─── Available records ───

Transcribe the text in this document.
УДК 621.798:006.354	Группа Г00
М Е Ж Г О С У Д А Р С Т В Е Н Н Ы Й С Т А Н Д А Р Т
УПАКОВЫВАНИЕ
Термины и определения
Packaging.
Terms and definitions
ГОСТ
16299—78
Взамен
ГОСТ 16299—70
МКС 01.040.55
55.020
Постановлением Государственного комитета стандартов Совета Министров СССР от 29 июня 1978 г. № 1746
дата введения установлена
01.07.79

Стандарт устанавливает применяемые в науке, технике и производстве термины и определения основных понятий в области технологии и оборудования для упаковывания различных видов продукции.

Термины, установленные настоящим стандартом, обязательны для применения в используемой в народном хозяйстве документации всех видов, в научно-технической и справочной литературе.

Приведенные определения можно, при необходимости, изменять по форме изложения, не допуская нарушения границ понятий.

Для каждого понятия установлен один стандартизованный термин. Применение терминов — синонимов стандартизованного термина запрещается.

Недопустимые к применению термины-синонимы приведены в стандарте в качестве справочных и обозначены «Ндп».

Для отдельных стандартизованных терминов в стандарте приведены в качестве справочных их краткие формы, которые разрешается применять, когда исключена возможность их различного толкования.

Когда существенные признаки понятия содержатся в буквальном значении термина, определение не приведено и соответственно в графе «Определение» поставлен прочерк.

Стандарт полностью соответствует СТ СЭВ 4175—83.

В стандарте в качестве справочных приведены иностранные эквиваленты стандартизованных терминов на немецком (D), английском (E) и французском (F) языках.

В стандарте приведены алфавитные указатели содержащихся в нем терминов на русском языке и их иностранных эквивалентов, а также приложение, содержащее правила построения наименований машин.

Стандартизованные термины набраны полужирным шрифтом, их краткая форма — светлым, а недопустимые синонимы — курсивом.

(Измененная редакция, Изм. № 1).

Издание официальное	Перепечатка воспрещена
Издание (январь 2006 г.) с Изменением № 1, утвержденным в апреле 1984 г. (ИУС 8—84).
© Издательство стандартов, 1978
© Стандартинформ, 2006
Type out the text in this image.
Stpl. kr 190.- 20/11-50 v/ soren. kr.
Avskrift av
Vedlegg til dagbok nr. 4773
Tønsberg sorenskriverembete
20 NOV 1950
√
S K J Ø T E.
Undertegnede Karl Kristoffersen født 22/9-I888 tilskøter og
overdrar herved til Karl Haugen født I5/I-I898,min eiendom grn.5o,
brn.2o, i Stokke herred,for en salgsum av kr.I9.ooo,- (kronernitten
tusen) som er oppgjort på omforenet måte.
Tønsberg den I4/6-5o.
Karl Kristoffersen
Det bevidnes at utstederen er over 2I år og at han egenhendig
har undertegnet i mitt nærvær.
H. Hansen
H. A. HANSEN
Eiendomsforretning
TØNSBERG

───

Look over the records above and copy each line that includes the string "стандартизованных".

Для отдельных стандартизованных терминов в стандарте приведены в качестве справочных их краткие формы, которые разрешается применять, когда исключена возможность их различного толкования.
В стандарте в качестве справочных приведены иностранные эквиваленты стандартизованных терминов на немецком (D), английском (E) и французском (F) языках.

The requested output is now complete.